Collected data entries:
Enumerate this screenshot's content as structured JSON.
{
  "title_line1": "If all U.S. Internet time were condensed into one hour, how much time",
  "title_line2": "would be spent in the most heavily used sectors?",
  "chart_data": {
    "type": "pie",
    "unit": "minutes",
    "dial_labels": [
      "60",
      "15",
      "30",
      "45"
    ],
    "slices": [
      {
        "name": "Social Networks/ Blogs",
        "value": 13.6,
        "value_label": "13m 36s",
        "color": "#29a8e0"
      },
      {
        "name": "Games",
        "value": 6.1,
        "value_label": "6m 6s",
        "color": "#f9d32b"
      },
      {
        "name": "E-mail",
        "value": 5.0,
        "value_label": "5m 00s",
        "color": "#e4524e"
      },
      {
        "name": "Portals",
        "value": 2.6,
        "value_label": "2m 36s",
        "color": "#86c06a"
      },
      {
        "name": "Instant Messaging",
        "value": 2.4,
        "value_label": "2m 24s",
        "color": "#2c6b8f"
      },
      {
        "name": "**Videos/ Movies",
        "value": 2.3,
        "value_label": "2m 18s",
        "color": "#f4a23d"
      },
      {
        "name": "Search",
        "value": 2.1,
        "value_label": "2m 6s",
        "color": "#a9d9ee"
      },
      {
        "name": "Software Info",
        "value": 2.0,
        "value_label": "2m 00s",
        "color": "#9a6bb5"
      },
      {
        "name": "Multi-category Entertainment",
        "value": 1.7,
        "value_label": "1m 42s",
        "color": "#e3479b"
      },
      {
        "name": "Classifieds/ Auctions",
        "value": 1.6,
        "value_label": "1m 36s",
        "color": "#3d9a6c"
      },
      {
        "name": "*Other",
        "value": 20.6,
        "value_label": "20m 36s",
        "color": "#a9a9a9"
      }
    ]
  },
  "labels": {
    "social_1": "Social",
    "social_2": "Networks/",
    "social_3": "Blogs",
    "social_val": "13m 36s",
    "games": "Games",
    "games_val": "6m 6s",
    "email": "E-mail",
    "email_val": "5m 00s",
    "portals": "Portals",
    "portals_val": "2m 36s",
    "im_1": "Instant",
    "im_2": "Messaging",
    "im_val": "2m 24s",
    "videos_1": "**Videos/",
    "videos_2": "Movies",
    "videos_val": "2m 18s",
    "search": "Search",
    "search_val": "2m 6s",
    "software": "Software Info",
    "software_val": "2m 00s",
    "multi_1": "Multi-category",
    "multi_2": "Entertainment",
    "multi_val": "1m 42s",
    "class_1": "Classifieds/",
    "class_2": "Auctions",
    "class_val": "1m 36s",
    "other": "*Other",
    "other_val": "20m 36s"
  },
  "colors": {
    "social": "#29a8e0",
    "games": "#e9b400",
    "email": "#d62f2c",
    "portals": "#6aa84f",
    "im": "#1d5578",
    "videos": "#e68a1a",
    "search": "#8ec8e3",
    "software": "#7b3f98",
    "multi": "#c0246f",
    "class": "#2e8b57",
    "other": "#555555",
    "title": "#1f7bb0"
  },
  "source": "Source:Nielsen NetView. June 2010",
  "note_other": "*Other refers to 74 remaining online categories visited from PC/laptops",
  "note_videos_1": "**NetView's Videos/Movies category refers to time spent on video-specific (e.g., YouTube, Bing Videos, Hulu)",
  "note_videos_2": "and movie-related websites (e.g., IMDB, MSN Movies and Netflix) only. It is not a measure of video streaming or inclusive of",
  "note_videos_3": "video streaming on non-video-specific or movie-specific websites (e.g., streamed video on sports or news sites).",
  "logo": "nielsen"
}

EXERCISE INSTRUCTIONS
Give the listing above again, word for word.

WRITTEN ANSWER
Enumerate this screenshot's content as structured JSON.
{
  "title_line1": "If all U.S. Internet time were condensed into one hour, how much time",
  "title_line2": "would be spent in the most heavily used sectors?",
  "chart_data": {
    "type": "pie",
    "unit": "minutes",
    "dial_labels": [
      "60",
      "15",
      "30",
      "45"
    ],
    "slices": [
      {
        "name": "Social Networks/ Blogs",
        "value": 13.6,
        "value_label": "13m 36s",
        "color": "#29a8e0"
      },
      {
        "name": "Games",
        "value": 6.1,
        "value_label": "6m 6s",
        "color": "#f9d32b"
      },
      {
        "name": "E-mail",
        "value": 5.0,
        "value_label": "5m 00s",
        "color": "#e4524e"
      },
      {
        "name": "Portals",
        "value": 2.6,
        "value_label": "2m 36s",
        "color": "#86c06a"
      },
      {
        "name": "Instant Messaging",
        "value": 2.4,
        "value_label": "2m 24s",
        "color": "#2c6b8f"
      },
      {
        "name": "**Videos/ Movies",
        "value": 2.3,
        "value_label": "2m 18s",
        "color": "#f4a23d"
      },
      {
        "name": "Search",
        "value": 2.1,
        "value_label": "2m 6s",
        "color": "#a9d9ee"
      },
      {
        "name": "Software Info",
        "value": 2.0,
        "value_label": "2m 00s",
        "color": "#9a6bb5"
      },
      {
        "name": "Multi-category Entertainment",
        "value": 1.7,
        "value_label": "1m 42s",
        "color": "#e3479b"
      },
      {
        "name": "Classifieds/ Auctions",
        "value": 1.6,
        "value_label": "1m 36s",
        "color": "#3d9a6c"
      },
      {
        "name": "*Other",
        "value": 20.6,
        "value_label": "20m 36s",
        "color": "#a9a9a9"
      }
    ]
  },
  "labels": {
    "social_1": "Social",
    "social_2": "Networks/",
    "social_3": "Blogs",
    "social_val": "13m 36s",
    "games": "Games",
    "games_val": "6m 6s",
    "email": "E-mail",
    "email_val": "5m 00s",
    "portals": "Portals",
    "portals_val": "2m 36s",
    "im_1": "Instant",
    "im_2": "Messaging",
    "im_val": "2m 24s",
    "videos_1": "**Videos/",
    "videos_2": "Movies",
    "videos_val": "2m 18s",
    "search": "Search",
    "search_val": "2m 6s",
    "software": "Software Info",
    "software_val": "2m 00s",
    "multi_1": "Multi-category",
    "multi_2": "Entertainment",
    "multi_val": "1m 42s",
    "class_1": "Classifieds/",
    "class_2": "Auctions",
    "class_val": "1m 36s",
    "other": "*Other",
    "other_val": "20m 36s"
  },
  "colors": {
    "social": "#29a8e0",
    "games": "#e9b400",
    "email": "#d62f2c",
    "portals": "#6aa84f",
    "im": "#1d5578",
    "videos": "#e68a1a",
    "search": "#8ec8e3",
    "software": "#7b3f98",
    "multi": "#c0246f",
    "class": "#2e8b57",
    "other": "#555555",
    "title": "#1f7bb0"
  },
  "source": "Source:Nielsen NetView. June 2010",
  "note_other": "*Other refers to 74 remaining online categories visited from PC/laptops",
  "note_videos_1": "**NetView's Videos/Movies category refers to time spent on video-specific (e.g., YouTube, Bing Videos, Hulu)",
  "note_videos_2": "and movie-related websites (e.g., IMDB, MSN Movies and Netflix) only. It is not a measure of video streaming or inclusive of",
  "note_videos_3": "video streaming on non-video-specific or movie-specific websites (e.g., streamed video on sports or news sites).",
  "logo": "nielsen"
}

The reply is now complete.